# Stated problem:
Locate all lines with the word "sezionata" and copy them out.

# Material for the task:
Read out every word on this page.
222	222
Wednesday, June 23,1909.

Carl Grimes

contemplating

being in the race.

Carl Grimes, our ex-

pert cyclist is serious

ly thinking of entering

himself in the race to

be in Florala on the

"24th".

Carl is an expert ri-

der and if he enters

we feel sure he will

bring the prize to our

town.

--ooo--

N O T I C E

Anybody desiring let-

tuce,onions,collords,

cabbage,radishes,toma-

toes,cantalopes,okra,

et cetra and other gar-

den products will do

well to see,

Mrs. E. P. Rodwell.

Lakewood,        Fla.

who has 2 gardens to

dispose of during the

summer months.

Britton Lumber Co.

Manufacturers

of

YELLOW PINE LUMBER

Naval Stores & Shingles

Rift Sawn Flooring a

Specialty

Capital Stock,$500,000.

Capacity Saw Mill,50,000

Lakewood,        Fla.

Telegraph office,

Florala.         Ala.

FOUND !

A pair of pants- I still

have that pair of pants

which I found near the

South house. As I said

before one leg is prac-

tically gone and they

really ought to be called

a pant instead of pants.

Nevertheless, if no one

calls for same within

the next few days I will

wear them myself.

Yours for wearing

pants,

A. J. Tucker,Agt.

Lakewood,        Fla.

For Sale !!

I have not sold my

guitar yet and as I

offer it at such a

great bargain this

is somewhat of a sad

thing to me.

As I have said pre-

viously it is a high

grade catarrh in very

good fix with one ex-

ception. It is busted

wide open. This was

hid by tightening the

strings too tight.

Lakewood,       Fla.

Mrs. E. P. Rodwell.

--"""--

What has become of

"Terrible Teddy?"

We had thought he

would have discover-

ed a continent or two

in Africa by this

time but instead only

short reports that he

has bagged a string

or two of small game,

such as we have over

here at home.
--
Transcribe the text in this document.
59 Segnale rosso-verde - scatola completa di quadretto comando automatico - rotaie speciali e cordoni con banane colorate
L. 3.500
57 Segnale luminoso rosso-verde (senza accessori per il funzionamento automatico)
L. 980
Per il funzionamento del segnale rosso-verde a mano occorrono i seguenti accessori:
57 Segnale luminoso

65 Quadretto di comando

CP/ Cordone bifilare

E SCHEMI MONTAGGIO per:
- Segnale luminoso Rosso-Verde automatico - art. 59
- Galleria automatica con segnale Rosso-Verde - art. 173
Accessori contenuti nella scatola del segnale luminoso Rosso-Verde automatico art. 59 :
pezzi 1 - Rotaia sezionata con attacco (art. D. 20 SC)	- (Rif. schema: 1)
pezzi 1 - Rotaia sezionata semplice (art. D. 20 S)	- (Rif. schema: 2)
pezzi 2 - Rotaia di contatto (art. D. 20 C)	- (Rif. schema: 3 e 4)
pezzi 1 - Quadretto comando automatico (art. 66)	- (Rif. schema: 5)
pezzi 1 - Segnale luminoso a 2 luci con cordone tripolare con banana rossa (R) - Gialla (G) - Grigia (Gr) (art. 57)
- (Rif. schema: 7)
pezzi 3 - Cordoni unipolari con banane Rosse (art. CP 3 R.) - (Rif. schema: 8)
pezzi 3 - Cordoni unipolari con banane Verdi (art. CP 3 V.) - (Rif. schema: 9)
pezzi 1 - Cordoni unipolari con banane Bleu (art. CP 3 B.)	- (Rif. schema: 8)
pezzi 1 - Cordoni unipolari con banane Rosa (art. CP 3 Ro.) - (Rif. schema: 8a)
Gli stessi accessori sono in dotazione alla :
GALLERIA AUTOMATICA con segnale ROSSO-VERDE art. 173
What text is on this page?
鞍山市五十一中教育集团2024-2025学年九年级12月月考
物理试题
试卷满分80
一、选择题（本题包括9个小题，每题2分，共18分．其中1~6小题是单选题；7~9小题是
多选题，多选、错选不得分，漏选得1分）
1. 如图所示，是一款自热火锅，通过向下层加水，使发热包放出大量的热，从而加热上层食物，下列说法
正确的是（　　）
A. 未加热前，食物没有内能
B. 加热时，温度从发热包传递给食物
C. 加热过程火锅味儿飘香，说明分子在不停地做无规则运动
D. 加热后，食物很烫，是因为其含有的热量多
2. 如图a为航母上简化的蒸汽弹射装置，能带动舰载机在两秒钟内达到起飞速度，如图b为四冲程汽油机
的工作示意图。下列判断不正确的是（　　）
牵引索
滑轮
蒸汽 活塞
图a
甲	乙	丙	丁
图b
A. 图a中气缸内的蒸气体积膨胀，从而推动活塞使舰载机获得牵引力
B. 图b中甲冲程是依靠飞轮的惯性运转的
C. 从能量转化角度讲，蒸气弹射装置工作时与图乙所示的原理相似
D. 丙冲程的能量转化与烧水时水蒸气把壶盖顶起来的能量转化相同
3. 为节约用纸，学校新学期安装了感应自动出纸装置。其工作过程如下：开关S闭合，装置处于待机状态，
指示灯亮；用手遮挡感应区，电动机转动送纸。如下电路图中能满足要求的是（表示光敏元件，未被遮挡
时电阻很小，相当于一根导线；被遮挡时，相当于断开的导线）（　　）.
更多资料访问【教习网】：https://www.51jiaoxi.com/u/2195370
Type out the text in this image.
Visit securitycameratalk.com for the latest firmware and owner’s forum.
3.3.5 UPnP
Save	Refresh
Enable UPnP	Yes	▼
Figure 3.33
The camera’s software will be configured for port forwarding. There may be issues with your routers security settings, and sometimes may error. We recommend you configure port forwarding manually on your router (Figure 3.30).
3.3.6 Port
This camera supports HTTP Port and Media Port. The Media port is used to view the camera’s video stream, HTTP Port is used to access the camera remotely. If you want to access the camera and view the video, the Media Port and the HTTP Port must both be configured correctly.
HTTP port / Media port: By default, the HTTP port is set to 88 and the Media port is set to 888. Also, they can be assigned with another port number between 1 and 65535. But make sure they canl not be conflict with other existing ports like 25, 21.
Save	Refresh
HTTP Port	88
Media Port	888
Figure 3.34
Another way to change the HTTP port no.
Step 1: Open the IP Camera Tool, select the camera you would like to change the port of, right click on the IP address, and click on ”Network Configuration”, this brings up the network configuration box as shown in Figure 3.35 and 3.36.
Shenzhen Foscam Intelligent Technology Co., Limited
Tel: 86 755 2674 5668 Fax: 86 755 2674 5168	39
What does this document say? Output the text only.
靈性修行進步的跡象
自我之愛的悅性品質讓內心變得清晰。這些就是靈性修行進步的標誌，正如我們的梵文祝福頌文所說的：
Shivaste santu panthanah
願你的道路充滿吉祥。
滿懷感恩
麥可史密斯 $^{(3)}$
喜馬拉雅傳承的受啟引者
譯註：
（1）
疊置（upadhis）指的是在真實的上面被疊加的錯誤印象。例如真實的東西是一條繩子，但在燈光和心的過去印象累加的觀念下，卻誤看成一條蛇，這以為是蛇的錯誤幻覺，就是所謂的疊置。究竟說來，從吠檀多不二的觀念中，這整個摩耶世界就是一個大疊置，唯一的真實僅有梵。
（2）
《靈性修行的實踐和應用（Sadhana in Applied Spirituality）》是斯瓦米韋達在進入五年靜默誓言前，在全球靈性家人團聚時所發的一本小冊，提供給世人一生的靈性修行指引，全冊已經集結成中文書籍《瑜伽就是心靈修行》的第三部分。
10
==
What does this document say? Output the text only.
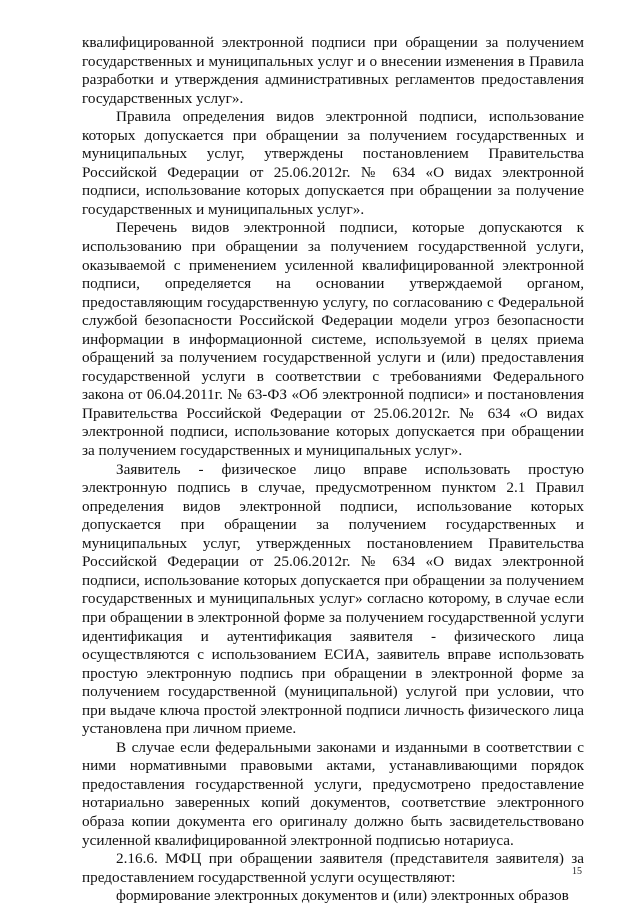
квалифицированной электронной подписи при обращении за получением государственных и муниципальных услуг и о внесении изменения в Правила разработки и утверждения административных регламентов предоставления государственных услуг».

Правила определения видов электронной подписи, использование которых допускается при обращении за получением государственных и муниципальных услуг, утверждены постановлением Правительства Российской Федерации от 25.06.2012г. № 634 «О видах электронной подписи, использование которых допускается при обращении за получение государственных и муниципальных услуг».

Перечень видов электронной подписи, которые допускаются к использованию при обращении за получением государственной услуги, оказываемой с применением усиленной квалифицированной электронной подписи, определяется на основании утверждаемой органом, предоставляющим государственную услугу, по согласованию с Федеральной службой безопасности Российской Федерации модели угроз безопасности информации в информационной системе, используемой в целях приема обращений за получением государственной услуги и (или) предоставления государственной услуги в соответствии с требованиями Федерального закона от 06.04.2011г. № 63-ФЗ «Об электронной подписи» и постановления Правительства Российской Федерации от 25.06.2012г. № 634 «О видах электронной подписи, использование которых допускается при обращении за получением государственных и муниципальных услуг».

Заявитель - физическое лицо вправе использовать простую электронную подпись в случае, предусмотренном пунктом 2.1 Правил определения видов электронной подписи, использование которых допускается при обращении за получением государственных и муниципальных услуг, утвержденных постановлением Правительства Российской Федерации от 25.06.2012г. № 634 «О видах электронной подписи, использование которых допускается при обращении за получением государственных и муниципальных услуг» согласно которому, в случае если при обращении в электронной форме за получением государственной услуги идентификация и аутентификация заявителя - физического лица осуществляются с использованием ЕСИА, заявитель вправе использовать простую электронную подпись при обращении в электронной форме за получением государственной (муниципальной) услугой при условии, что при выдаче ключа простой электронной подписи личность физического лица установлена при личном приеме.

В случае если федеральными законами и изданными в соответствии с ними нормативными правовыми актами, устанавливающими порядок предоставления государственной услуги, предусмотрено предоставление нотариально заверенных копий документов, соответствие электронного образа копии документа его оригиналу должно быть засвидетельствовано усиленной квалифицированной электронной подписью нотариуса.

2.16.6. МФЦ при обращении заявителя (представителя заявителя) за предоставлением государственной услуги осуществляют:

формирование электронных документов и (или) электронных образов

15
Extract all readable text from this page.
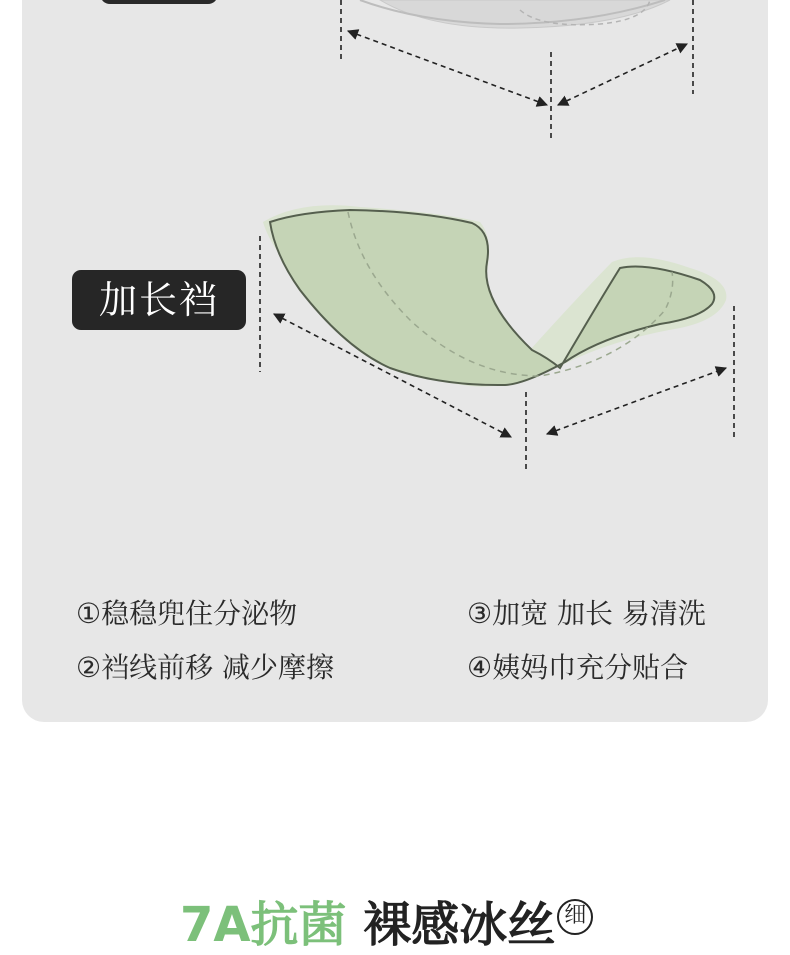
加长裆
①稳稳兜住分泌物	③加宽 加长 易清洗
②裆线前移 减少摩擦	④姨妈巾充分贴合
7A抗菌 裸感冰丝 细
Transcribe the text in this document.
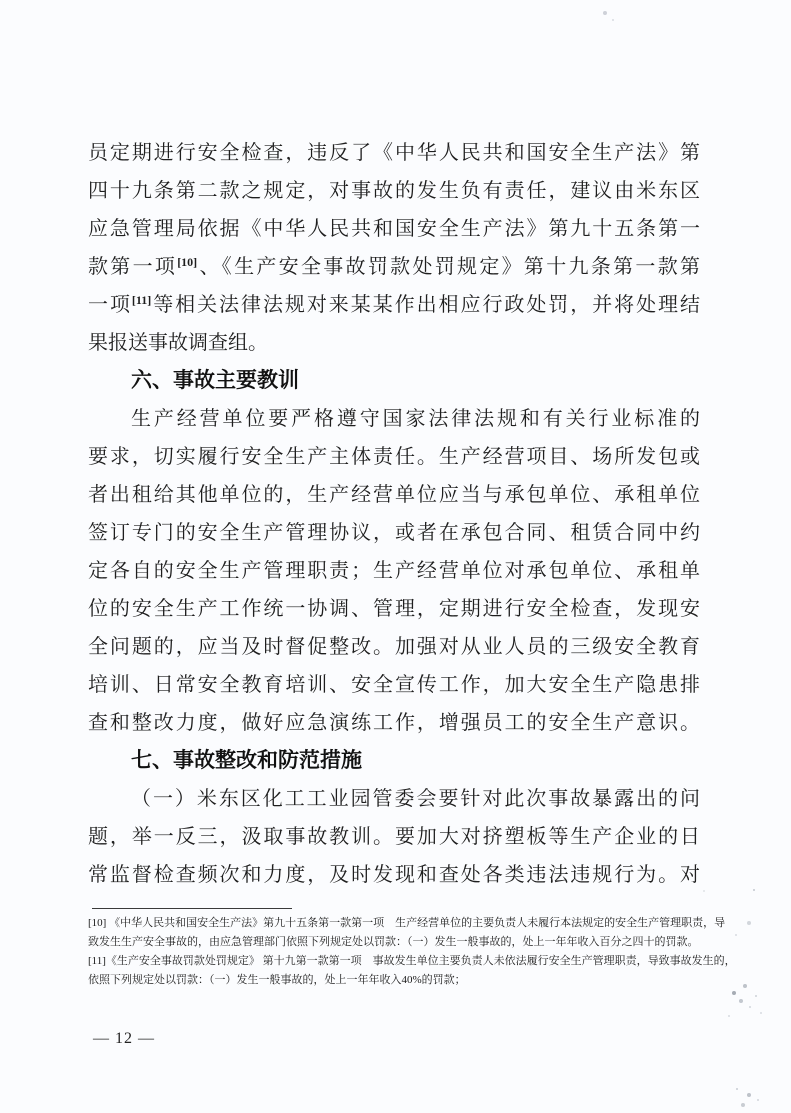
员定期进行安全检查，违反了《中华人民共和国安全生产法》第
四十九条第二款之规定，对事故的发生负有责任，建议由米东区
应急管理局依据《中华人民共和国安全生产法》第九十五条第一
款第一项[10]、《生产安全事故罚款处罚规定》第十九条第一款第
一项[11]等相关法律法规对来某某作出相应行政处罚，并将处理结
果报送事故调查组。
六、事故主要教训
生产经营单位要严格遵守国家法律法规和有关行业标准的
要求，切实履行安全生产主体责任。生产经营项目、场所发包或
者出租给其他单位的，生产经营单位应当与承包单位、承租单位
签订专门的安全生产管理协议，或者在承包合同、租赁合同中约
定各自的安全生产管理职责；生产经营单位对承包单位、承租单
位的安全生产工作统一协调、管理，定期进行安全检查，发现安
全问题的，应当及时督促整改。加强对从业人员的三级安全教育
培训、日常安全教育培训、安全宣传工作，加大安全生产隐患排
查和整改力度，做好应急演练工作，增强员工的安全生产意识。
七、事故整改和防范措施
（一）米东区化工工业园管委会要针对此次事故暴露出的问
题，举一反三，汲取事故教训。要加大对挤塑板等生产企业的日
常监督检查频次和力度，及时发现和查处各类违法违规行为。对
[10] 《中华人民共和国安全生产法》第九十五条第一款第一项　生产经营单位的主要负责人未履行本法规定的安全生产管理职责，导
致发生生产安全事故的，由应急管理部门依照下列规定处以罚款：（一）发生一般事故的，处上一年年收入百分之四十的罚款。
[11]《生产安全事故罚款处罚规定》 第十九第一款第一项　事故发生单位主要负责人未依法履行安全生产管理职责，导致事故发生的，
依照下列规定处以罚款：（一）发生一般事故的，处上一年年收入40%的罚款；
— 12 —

# Solution to the problem:
pezzi 1 - Rotaia sezionata con attacco (art. D. 20 SC)	- (Rif. schema: 1)
pezzi 1 - Rotaia sezionata semplice (art. D. 20 S)	- (Rif. schema: 2)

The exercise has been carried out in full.